What needs to be done
All entries are to be given again verbatim.

Collected data
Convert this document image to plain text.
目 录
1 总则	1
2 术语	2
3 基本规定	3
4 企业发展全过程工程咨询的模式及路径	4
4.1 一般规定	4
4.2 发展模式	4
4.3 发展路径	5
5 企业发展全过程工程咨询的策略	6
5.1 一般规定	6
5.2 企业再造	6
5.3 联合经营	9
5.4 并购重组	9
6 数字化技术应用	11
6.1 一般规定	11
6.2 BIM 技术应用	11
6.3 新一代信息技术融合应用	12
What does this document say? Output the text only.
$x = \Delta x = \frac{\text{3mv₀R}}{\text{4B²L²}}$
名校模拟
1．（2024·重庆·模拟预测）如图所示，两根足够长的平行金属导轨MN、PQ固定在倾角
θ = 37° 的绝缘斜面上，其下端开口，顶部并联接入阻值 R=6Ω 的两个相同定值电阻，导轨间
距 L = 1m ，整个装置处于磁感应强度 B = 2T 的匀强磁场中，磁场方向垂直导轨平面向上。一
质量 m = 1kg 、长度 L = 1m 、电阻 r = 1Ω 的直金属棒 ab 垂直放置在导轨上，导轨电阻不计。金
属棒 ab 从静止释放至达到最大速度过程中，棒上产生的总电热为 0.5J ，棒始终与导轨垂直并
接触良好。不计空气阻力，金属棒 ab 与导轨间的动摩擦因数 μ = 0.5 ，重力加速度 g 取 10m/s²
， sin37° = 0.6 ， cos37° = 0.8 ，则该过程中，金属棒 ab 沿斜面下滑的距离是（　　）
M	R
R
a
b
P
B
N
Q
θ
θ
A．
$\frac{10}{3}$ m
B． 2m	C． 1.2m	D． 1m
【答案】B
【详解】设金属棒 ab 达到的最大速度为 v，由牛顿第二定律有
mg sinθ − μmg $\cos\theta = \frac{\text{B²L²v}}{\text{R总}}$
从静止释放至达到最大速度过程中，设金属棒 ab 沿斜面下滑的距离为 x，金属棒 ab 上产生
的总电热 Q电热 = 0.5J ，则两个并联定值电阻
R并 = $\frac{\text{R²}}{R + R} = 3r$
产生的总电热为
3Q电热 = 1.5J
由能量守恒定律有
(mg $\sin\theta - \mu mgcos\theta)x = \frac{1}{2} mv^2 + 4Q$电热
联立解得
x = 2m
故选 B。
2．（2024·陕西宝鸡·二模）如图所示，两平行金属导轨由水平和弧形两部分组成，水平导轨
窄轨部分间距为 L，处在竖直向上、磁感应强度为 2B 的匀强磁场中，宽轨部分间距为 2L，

Result of the task
Convert this document image to plain text.
目 录
1 总则	1
2 术语	2
3 基本规定	3
4 企业发展全过程工程咨询的模式及路径	4
4.1 一般规定	4
4.2 发展模式	4
4.3 发展路径	5
5 企业发展全过程工程咨询的策略	6
5.1 一般规定	6
5.2 企业再造	6
5.3 联合经营	9
5.4 并购重组	9
6 数字化技术应用	11
6.1 一般规定	11
6.2 BIM 技术应用	11
6.3 新一代信息技术融合应用	12
What does this document say? Output the text only.
$x = \Delta x = \frac{\text{3mv₀R}}{\text{4B²L²}}$
名校模拟
1．（2024·重庆·模拟预测）如图所示，两根足够长的平行金属导轨MN、PQ固定在倾角
θ = 37° 的绝缘斜面上，其下端开口，顶部并联接入阻值 R=6Ω 的两个相同定值电阻，导轨间
距 L = 1m ，整个装置处于磁感应强度 B = 2T 的匀强磁场中，磁场方向垂直导轨平面向上。一
质量 m = 1kg 、长度 L = 1m 、电阻 r = 1Ω 的直金属棒 ab 垂直放置在导轨上，导轨电阻不计。金
属棒 ab 从静止释放至达到最大速度过程中，棒上产生的总电热为 0.5J ，棒始终与导轨垂直并
接触良好。不计空气阻力，金属棒 ab 与导轨间的动摩擦因数 μ = 0.5 ，重力加速度 g 取 10m/s²
， sin37° = 0.6 ， cos37° = 0.8 ，则该过程中，金属棒 ab 沿斜面下滑的距离是（　　）
M	R
R
a
b
P
B
N
Q
θ
θ
A．
$\frac{10}{3}$ m
B． 2m	C． 1.2m	D． 1m
【答案】B
【详解】设金属棒 ab 达到的最大速度为 v，由牛顿第二定律有
mg sinθ − μmg $\cos\theta = \frac{\text{B²L²v}}{\text{R总}}$
从静止释放至达到最大速度过程中，设金属棒 ab 沿斜面下滑的距离为 x，金属棒 ab 上产生
的总电热 Q电热 = 0.5J ，则两个并联定值电阻
R并 = $\frac{\text{R²}}{R + R} = 3r$
产生的总电热为
3Q电热 = 1.5J
由能量守恒定律有
(mg $\sin\theta - \mu mgcos\theta)x = \frac{1}{2} mv^2 + 4Q$电热
联立解得
x = 2m
故选 B。
2．（2024·陕西宝鸡·二模）如图所示，两平行金属导轨由水平和弧形两部分组成，水平导轨
窄轨部分间距为 L，处在竖直向上、磁感应强度为 2B 的匀强磁场中，宽轨部分间距为 2L，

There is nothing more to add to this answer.